- **EXTRACTO DEL TEXTO**
****

Por Mario Trota para carreraspopulares.com
El día que dejé de correr
El día que dejé de correr

Era martes. No lo olvidaré porque aquel día tocaba hacer series de 1.000 a un ritmo endiablado. Iba ´enchufado´, con ganas de hacer un gran entrenamiento y llevarme a casa buenas sensaciones. Faltaban 6 semanas para el maratón y cada día costaba más cumplir con el plan. Hice la primera serie según lo previsto. La segunda salió parecida. Cuando llevaba la mitad de la tercera serie, me paré de golpe. No supe muy bien por qué, pero mi cabeza dijo "basta". ¿Qué hacía yo allí, en medio del parque, corriendo como si me fuera la vida en ello? Es más, ¿por qué estaba corriendo? Sí, había un maratón, una meta, un objetivo. Pero en ese momento todo eso me daba igual. A mi cabeza asomaron entonces mis miedos más temidos. Allí, en medio de una tarde oscura y gris, decidí que aquello ya no me aportaba nada. Había perdido de golpe todas las ganas y la ilusión. Es día decidí que no volvería a correr.

Volví a casa cabizbajo, pensativo. Pero en ningún momento triste. Había asumido que lo que me ocurría era el fin de un proceso que había comenzado meses antes, cuando decidí participar en mi quinto maratón. La presión de prepararlo en condiciones comenzó a pesar como nunca había ocurrido. Sentía la obligación de no perder ningún día de entrenamiento y si eso ocurría, los remordimientos me atormentaban. Pero yo seguía convencido... hasta aquel martes de comienzos de otoño. Había perdido toda la motivación, correr ya no me hacía disfrutar, era casi como un trabajo obligado.

****

- **MATERIAL RECOPILADO**
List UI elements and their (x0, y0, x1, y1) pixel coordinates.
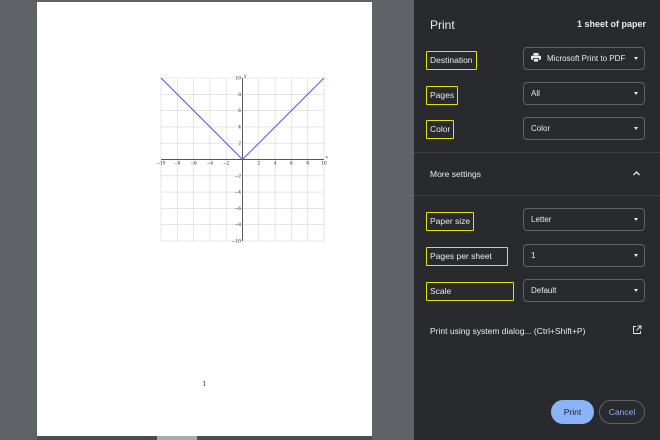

****

- **TAREA PLANTEADA 1**
En el relato sobre el día en que dejó de correr, ¿qué entrenamiento tocaba hacer aquel martes?
- **TAREA PLANTEADA 2**
Retoma el relato sobre el día en que dejó de correr y sigue escribiéndolo a partir de su última frase.

- **RESULTADO 1**
Series de 1.000 a un ritmo endiablado.

- **RESULTADO 2**
En el fondo, caminaba hacia mi portal sintiendo alivio, ya no tendría que volver a correr. No tendría que organizar mi día en base al entrenamiento que tocaba. Podía comer y beber lo que me apeteciese en cada momento sin pensar en si iba a perjudicarme en mi preparación. Un maratón más. ¿Para qué quería sumar otro, si ya había corrido cuatro? Recordé que el día que decidí correr mi primera carrera de 42 kilómetros pensé que sería la única. Sólo quería acabar un maratón y sería feliz.

Pero al primero vino otro y uno más; y un cuarto. Y lo que comenzó como una vía de escape, un método para adelgazar y ponerse en forma para sentirse mejor, pasó a ser una pequeña obsesión que crecía día a día. Cada vez corría más y me obligaba más. Quería competir en carreras populares todos los fines de semana y buscar nuevos retos. Ninguno conseguía saciar mi hambre de kilómetros. Tenía que hacerlo, aunque muchas veces mi cuerpo decía: "basta".

Así que acabé cogiendo manía al momento en el que me ponía las zapatillas para salir a correr. Hasta el rodaje más suave con amigos se me hacía un mundo. Cuando les dije a mis amigos que lo dejaba, muchos se llevaron las manos a la cabeza: "Tu, ¡pero si eres un ´forresgamp´, ¿cómo vas a dejar de correr?". "Porque ya no me llena, no me dice nada", respondía. Al final, me dejaron en paz.

Sin presión

Pasaron varias semanas sin correr ni un solo kilómetro. Fue toda una liberación. Descarté el maratón y en los tiempos destinados a los entrenamientos me dediqué a pasear y a sentarme en los bancos del parque a leer. Cualquier libro en el que no apareciese un corredor. Hasta que un día vi pasar a un chico de unos veintitantos años corriendo sonriente por uno de los caminos de tierra que bordeaban el lago. Iba relajado, aunque no muy lento, y su cuerpo se movía con la suavidad y la naturalidad de un animal que corre despreocupado por el bosque. Pero lo que más me llamó la atención fue el brillo en sus ojos y la expresión de placer en su cara. Aquel joven estaba disfrutando de verdad. Igual que cuando yo empecé a correr sin ninguna pretensión más allá que la de sentirme bien.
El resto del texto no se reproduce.